__What the exercise asks__. Provide the number of lines containing the word "помещения", and nothing else.

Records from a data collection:
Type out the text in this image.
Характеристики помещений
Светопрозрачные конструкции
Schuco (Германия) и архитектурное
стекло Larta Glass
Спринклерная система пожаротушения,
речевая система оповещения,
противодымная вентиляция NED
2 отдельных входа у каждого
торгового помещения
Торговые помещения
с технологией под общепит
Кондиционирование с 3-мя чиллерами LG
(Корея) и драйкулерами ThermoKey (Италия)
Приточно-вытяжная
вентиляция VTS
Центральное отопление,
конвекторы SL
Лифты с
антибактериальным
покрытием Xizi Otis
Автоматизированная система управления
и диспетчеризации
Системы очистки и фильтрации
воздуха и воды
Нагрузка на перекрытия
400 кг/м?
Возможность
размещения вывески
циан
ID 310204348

__Reply__. 2